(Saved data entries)
---*---

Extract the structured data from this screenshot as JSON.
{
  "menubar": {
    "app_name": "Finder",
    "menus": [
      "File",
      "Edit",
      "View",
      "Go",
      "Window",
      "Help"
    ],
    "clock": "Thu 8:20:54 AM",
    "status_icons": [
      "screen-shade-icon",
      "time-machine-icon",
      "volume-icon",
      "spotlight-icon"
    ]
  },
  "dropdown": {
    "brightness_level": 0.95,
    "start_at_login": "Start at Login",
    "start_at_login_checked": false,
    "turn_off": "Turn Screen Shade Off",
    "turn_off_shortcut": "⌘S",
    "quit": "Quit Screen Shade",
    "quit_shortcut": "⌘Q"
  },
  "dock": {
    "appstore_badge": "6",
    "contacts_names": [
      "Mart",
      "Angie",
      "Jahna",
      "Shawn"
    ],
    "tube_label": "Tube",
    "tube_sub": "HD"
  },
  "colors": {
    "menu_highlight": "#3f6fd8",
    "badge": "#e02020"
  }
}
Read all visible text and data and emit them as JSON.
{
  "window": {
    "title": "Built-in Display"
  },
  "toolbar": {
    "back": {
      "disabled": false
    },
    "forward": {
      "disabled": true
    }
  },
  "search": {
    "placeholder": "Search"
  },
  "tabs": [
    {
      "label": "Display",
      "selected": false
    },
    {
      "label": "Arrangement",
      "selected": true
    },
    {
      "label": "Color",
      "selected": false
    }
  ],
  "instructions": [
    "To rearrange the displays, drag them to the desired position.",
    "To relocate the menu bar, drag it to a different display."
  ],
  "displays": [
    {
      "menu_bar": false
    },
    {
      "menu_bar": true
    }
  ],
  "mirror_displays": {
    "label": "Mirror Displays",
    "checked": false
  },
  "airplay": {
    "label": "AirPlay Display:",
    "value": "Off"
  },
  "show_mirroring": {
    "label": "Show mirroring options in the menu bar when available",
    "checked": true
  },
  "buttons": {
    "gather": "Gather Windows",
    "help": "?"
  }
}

---*---

Written task: Copy each line of the data that contains the word "JSON".

Final result:
Extract the structured data from this screenshot as JSON.
Read all visible text and data and emit them as JSON.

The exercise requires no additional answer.